__WRITTEN EXERCISE__: Nothing in the records may be left out or altered; reproduce them all exactly.

(Entries with figure data)

● ● ● ●

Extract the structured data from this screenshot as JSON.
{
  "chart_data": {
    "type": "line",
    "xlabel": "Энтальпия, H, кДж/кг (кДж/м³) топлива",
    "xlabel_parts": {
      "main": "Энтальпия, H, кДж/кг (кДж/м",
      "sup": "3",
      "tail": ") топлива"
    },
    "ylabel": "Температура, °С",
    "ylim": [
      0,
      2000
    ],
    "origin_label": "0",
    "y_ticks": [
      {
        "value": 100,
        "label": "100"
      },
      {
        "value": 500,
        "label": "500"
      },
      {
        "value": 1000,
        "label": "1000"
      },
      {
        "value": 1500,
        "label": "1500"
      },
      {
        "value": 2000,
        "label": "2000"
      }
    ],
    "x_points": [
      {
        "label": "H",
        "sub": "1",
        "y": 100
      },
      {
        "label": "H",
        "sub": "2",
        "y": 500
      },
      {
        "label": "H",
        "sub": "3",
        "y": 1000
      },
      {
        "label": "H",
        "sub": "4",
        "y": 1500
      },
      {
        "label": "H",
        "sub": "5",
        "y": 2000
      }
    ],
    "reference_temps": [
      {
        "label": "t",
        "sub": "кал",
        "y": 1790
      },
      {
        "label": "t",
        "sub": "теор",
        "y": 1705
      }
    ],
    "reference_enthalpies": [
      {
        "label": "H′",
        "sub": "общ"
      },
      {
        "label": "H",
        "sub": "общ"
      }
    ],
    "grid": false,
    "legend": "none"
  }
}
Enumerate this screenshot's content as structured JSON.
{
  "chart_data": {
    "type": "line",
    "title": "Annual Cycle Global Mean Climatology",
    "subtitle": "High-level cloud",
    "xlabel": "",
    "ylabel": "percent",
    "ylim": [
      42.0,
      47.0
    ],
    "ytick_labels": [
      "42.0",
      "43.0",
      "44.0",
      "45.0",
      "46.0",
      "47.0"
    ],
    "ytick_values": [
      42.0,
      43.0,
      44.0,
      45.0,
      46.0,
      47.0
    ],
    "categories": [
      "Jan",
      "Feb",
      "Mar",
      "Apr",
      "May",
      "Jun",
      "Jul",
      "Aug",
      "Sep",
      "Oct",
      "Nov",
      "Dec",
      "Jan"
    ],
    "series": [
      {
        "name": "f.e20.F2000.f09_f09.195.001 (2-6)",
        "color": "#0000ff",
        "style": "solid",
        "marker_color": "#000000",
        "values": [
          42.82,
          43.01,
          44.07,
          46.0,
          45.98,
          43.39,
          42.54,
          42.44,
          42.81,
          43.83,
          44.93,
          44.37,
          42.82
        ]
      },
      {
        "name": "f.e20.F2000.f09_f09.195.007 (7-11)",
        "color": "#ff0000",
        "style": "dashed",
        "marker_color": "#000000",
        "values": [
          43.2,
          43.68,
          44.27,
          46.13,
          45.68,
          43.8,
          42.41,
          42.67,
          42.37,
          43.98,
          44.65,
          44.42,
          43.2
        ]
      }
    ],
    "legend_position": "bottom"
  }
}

● ● ● ●

__CORRECT OUTPUT__:
Extract the structured data from this screenshot as JSON.
{
  "chart_data": {
    "type": "line",
    "xlabel": "Энтальпия, H, кДж/кг (кДж/м³) топлива",
    "xlabel_parts": {
      "main": "Энтальпия, H, кДж/кг (кДж/м",
      "sup": "3",
      "tail": ") топлива"
    },
    "ylabel": "Температура, °С",
    "ylim": [
      0,
      2000
    ],
    "origin_label": "0",
    "y_ticks": [
      {
        "value": 100,
        "label": "100"
      },
      {
        "value": 500,
        "label": "500"
      },
      {
        "value": 1000,
        "label": "1000"
      },
      {
        "value": 1500,
        "label": "1500"
      },
      {
        "value": 2000,
        "label": "2000"
      }
    ],
    "x_points": [
      {
        "label": "H",
        "sub": "1",
        "y": 100
      },
      {
        "label": "H",
        "sub": "2",
        "y": 500
      },
      {
        "label": "H",
        "sub": "3",
        "y": 1000
      },
      {
        "label": "H",
        "sub": "4",
        "y": 1500
      },
      {
        "label": "H",
        "sub": "5",
        "y": 2000
      }
    ],
    "reference_temps": [
      {
        "label": "t",
        "sub": "кал",
        "y": 1790
      },
      {
        "label": "t",
        "sub": "теор",
        "y": 1705
      }
    ],
    "reference_enthalpies": [
      {
        "label": "H′",
        "sub": "общ"
      },
      {
        "label": "H",
        "sub": "общ"
      }
    ],
    "grid": false,
    "legend": "none"
  }
}
Enumerate this screenshot's content as structured JSON.
{
  "chart_data": {
    "type": "line",
    "title": "Annual Cycle Global Mean Climatology",
    "subtitle": "High-level cloud",
    "xlabel": "",
    "ylabel": "percent",
    "ylim": [
      42.0,
      47.0
    ],
    "ytick_labels": [
      "42.0",
      "43.0",
      "44.0",
      "45.0",
      "46.0",
      "47.0"
    ],
    "ytick_values": [
      42.0,
      43.0,
      44.0,
      45.0,
      46.0,
      47.0
    ],
    "categories": [
      "Jan",
      "Feb",
      "Mar",
      "Apr",
      "May",
      "Jun",
      "Jul",
      "Aug",
      "Sep",
      "Oct",
      "Nov",
      "Dec",
      "Jan"
    ],
    "series": [
      {
        "name": "f.e20.F2000.f09_f09.195.001 (2-6)",
        "color": "#0000ff",
        "style": "solid",
        "marker_color": "#000000",
        "values": [
          42.82,
          43.01,
          44.07,
          46.0,
          45.98,
          43.39,
          42.54,
          42.44,
          42.81,
          43.83,
          44.93,
          44.37,
          42.82
        ]
      },
      {
        "name": "f.e20.F2000.f09_f09.195.007 (7-11)",
        "color": "#ff0000",
        "style": "dashed",
        "marker_color": "#000000",
        "values": [
          43.2,
          43.68,
          44.27,
          46.13,
          45.68,
          43.8,
          42.41,
          42.67,
          42.37,
          43.98,
          44.65,
          44.42,
          43.2
        ]
      }
    ],
    "legend_position": "bottom"
  }
}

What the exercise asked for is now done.